* Set task: Lay out every line of the listing below as a Markdown table with two columns, Row for the row number and Line for the line itself, and skip any blank lines. Leave the pictures out of the table.
———
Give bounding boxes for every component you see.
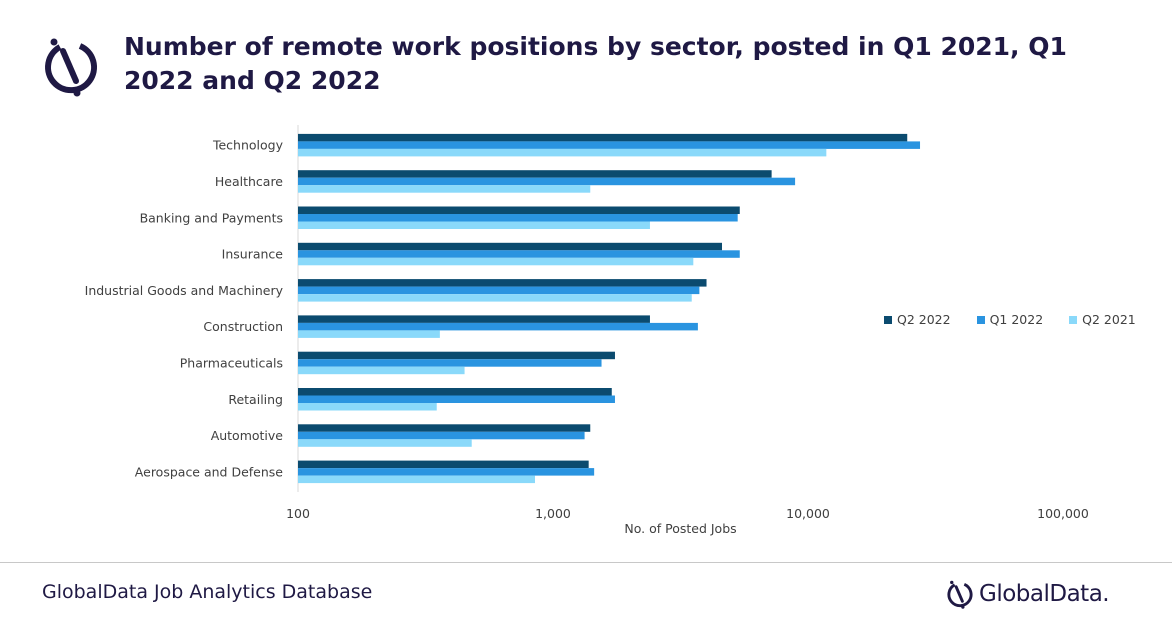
legend-item: Q2 2022 <box>884 312 951 327</box>
bar-q2-2021 <box>298 439 472 447</box>
category-label: Healthcare <box>215 174 283 189</box>
legend-swatch <box>976 315 985 324</box>
bar-q2-2022 <box>298 133 908 142</box>
footer-divider <box>0 562 1172 563</box>
brand-name: GlobalData. <box>979 581 1110 607</box>
bar-q2-2022 <box>298 279 707 287</box>
category-label: Insurance <box>222 247 284 262</box>
category-label: Technology <box>212 138 284 153</box>
category-label: Pharmaceuticals <box>180 355 283 370</box>
globaldata-brand-icon <box>947 580 973 609</box>
bar-q2-2021 <box>298 330 440 338</box>
category-label: Aerospace and Defense <box>135 464 284 479</box>
bar-q2-2022 <box>298 388 612 396</box>
x-tick-label: 100 <box>286 506 310 521</box>
legend-label: Q2 2022 <box>897 312 951 327</box>
x-axis-title: No. of Posted Jobs <box>624 521 736 536</box>
legend-swatch <box>1069 315 1078 324</box>
bar-q2-2022 <box>298 170 772 178</box>
x-tick-label: 100,000 <box>1037 506 1089 521</box>
bar-q2-2022 <box>298 460 589 469</box>
chart-legend: Q2 2022 Q1 2022 Q2 2021 <box>884 312 1136 327</box>
bar-chart: Technology Healthcare Banking and Payments… <box>85 125 1089 536</box>
bar-q2-2021 <box>298 294 692 302</box>
bar-q2-2022 <box>298 242 723 251</box>
category-label: Banking and Payments <box>140 210 283 225</box>
globaldata-brand: GlobalData. <box>945 576 1110 612</box>
legend-swatch <box>884 315 892 324</box>
bar-q1-2022 <box>298 322 698 331</box>
legend-item: Q2 2021 <box>1069 312 1136 327</box>
bar-q2-2021 <box>298 366 465 375</box>
bar-q1-2022 <box>298 395 615 403</box>
category-label: Automotive <box>211 428 284 443</box>
chart-title: Number of remote work positions by secto… <box>124 32 1067 95</box>
bar-q1-2022 <box>298 177 796 186</box>
bar-q2-2021 <box>298 475 536 484</box>
category-label: Construction <box>203 319 283 334</box>
bar-q1-2022 <box>298 141 921 149</box>
bar-q1-2022 <box>298 359 602 367</box>
bar-q1-2022 <box>298 468 595 476</box>
bar-q1-2022 <box>298 431 585 440</box>
legend-item: Q1 2022 <box>976 312 1044 327</box>
bar-q2-2022 <box>298 351 615 360</box>
x-tick-label: 1,000 <box>535 506 571 521</box>
bar-q1-2022 <box>298 286 700 295</box>
bar-q2-2021 <box>298 257 694 266</box>
bar-q2-2022 <box>298 206 740 214</box>
bar-q2-2021 <box>298 221 650 229</box>
x-tick-label: 10,000 <box>786 506 830 521</box>
bar-q2-2022 <box>298 424 591 432</box>
category-label: Retailing <box>228 392 283 407</box>
category-label: Industrial Goods and Machinery <box>85 283 284 298</box>
bar-q2-2021 <box>298 185 591 193</box>
bar-q2-2021 <box>298 403 437 411</box>
bar-q1-2022 <box>298 214 738 222</box>
legend-label: Q1 2022 <box>989 312 1044 327</box>
bar-q1-2022 <box>298 250 740 258</box>
bar-q2-2022 <box>298 315 650 323</box>
data-source: GlobalData Job Analytics Database <box>42 581 373 603</box>
legend-label: Q2 2021 <box>1082 312 1136 327</box>
bar-q2-2021 <box>298 148 827 157</box>
globaldata-logo-icon <box>45 38 98 97</box>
———
* The output:
| Row | Line |
|---|---|
| 1 | Give bounding boxes for every component you see. |
| 2 | legend-item: Q2 2022 <box>884 312 951 327</box> |
| 3 | bar-q2-2021 <box>298 439 472 447</box> |
| 4 | category-label: Healthcare <box>215 174 283 189</box> |
| 5 | legend-swatch <box>976 315 985 324</box> |
| 6 | bar-q2-2022 <box>298 133 908 142</box> |
| 7 | footer-divider <box>0 562 1172 563</box> |
| 8 | brand-name: GlobalData. <box>979 581 1110 607</box> |
| 9 | bar-q2-2022 <box>298 279 707 287</box> |
| 10 | category-label: Insurance <box>222 247 284 262</box> |
| 11 | category-label: Technology <box>212 138 284 153</box> |
| 12 | category-label: Pharmaceuticals <box>180 355 283 370</box> |
| 13 | globaldata-brand-icon <box>947 580 973 609</box> |
| 14 | bar-q2-2021 <box>298 330 440 338</box> |
| 15 | category-label: Aerospace and Defense <box>135 464 284 479</box> |
| 16 | bar-q2-2022 <box>298 388 612 396</box> |
| 17 | x-tick-label: 100 <box>286 506 310 521</box> |
| 18 | legend-label: Q2 2022 <box>897 312 951 327</box> |
| 19 | x-axis-title: No. of Posted Jobs <box>624 521 736 536</box> |
| 20 | legend-swatch <box>1069 315 1078 324</box> |
| 21 | bar-q2-2022 <box>298 170 772 178</box> |
| 22 | x-tick-label: 100,000 <box>1037 506 1089 521</box> |
| 23 | bar-q2-2022 <box>298 460 589 469</box> |
| 24 | chart-legend: Q2 2022 Q1 2022 Q2 2021 <box>884 312 1136 327</box> |
| 25 | bar-chart: Technology Healthcare Banking and Payments… <box>85 125 1089 536</box> |
| 26 | bar-q2-2021 <box>298 294 692 302</box> |
| 27 | bar-q2-2022 <box>298 242 723 251</box> |
| 28 | category-label: Banking and Payments <box>140 210 283 225</box> |
| 29 | globaldata-brand: GlobalData. <box>945 576 1110 612</box> |
| 30 | legend-swatch <box>884 315 892 324</box> |
| 31 | bar-q1-2022 <box>298 322 698 331</box> |
| 32 | legend-item: Q2 2021 <box>1069 312 1136 327</box> |
| 33 | bar-q2-2021 <box>298 366 465 375</box> |
| 34 | bar-q1-2022 <box>298 395 615 403</box> |
| 35 | category-label: Automotive <box>211 428 284 443</box> |
| 36 | chart-title: Number of remote work positions by secto… <box>124 32 1067 95</box> |
| 37 | bar-q1-2022 <box>298 177 796 186</box> |
| 38 | bar-q2-2021 <box>298 475 536 484</box> |
| 39 | category-label: Construction <box>203 319 283 334</box> |
| 40 | bar-q1-2022 <box>298 141 921 149</box> |
| 41 | bar-q1-2022 <box>298 359 602 367</box> |
| 42 | bar-q1-2022 <box>298 468 595 476</box> |
| 43 | bar-q1-2022 <box>298 431 585 440</box> |
| 44 | legend-item: Q1 2022 <box>976 312 1044 327</box> |
| 45 | bar-q2-2022 <box>298 351 615 360</box> |
| 46 | x-tick-label: 1,000 <box>535 506 571 521</box> |
| 47 | bar-q1-2022 <box>298 286 700 295</box> |
| 48 | bar-q2-2021 <box>298 257 694 266</box> |
| 49 | bar-q2-2022 <box>298 206 740 214</box> |
| 50 | bar-q2-2021 <box>298 221 650 229</box> |
| 51 | x-tick-label: 10,000 <box>786 506 830 521</box> |
| 52 | bar-q2-2022 <box>298 424 591 432</box> |
| 53 | category-label: Retailing <box>228 392 283 407</box> |
| 54 | category-label: Industrial Goods and Machinery <box>85 283 284 298</box> |
| 55 | bar-q2-2021 <box>298 185 591 193</box> |
| 56 | bar-q2-2021 <box>298 403 437 411</box> |
| 57 | bar-q1-2022 <box>298 214 738 222</box> |
| 58 | legend-label: Q1 2022 <box>989 312 1044 327</box> |
| 59 | bar-q1-2022 <box>298 250 740 258</box> |
| 60 | bar-q2-2022 <box>298 315 650 323</box> |
| 61 | data-source: GlobalData Job Analytics Database <box>42 581 373 603</box> |
| 62 | legend-label: Q2 2021 <box>1082 312 1136 327</box> |
| 63 | bar-q2-2021 <box>298 148 827 157</box> |
| 64 | globaldata-logo-icon <box>45 38 98 97</box> |